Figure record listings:
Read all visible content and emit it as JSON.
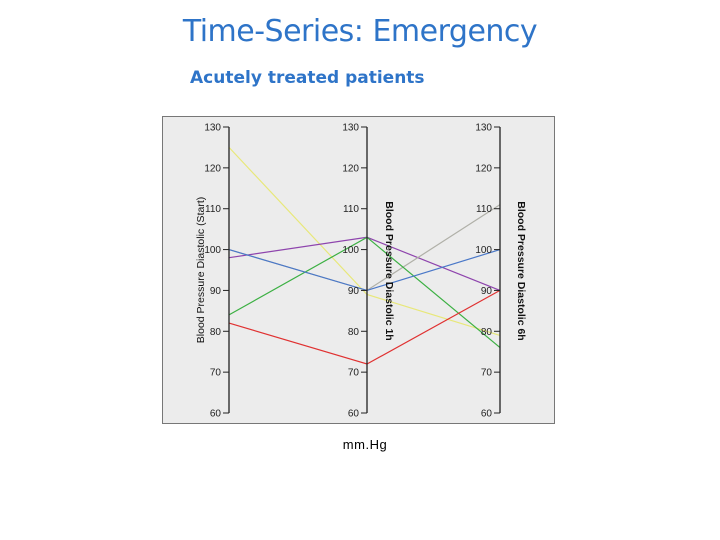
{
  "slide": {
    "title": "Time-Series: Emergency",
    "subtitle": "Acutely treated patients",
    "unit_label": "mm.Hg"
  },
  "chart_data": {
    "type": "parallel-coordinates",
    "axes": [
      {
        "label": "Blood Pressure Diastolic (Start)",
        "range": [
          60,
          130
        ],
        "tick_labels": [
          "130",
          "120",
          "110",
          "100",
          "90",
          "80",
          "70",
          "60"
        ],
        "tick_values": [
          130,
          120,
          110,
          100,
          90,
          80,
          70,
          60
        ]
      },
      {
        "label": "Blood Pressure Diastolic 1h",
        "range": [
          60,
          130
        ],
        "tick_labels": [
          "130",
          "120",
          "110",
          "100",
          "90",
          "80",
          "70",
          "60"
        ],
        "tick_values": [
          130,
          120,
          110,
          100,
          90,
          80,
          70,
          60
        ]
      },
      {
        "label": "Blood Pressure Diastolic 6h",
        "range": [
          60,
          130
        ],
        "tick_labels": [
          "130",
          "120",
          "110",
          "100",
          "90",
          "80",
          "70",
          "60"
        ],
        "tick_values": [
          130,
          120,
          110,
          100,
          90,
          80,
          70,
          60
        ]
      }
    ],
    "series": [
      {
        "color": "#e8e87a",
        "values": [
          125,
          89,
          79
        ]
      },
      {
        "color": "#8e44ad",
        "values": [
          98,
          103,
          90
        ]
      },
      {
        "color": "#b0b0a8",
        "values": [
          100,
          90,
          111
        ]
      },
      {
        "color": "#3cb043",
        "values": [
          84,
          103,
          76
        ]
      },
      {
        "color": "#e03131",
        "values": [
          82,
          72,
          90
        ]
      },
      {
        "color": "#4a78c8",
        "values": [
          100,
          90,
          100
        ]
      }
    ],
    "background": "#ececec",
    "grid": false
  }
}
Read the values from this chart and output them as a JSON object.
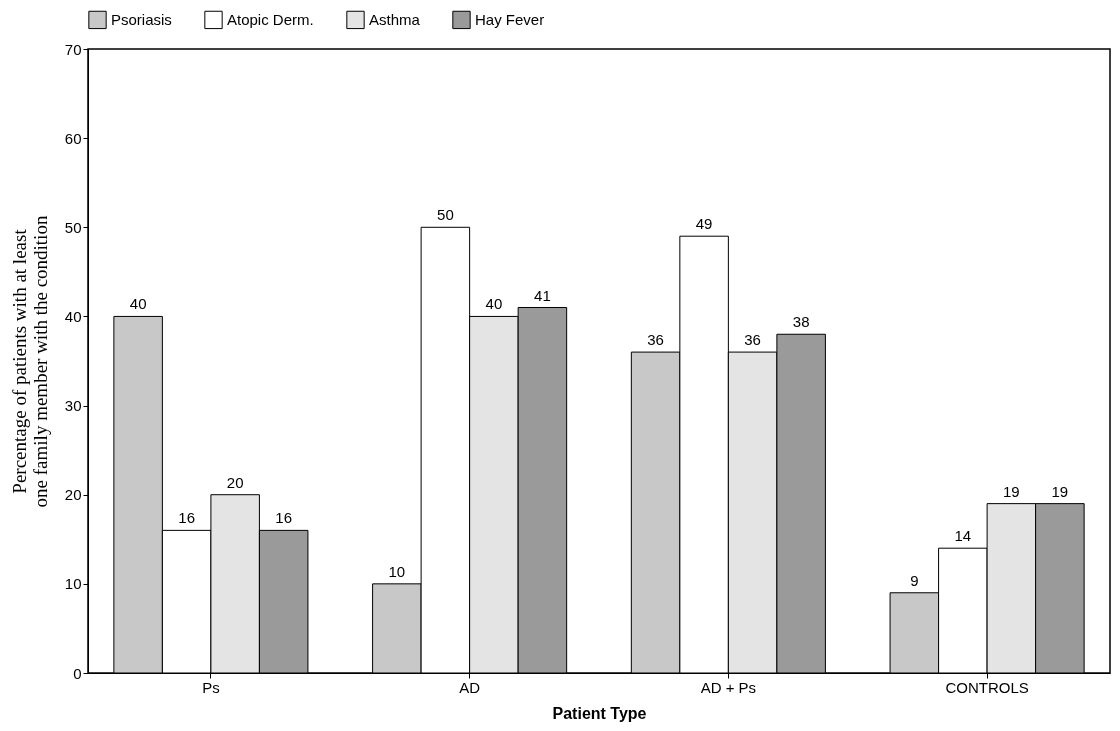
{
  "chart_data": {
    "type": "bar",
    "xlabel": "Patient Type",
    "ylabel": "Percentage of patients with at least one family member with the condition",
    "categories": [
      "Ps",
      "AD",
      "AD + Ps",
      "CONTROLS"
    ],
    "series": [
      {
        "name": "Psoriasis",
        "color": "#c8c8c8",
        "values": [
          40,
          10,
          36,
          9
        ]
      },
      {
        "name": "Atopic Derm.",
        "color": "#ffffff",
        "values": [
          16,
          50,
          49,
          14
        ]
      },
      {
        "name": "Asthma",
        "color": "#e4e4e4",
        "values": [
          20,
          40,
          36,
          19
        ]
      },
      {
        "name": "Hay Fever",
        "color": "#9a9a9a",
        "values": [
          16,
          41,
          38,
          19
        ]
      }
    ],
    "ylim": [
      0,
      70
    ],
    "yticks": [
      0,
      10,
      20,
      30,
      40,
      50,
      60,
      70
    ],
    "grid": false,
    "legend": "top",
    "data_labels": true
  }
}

- **Problem statement**: Go through the entries above and copy each line holding the string "JSON".

- **Expected answer**:
Read all visible content and emit it as JSON.
Read the values from this chart and output them as a JSON object.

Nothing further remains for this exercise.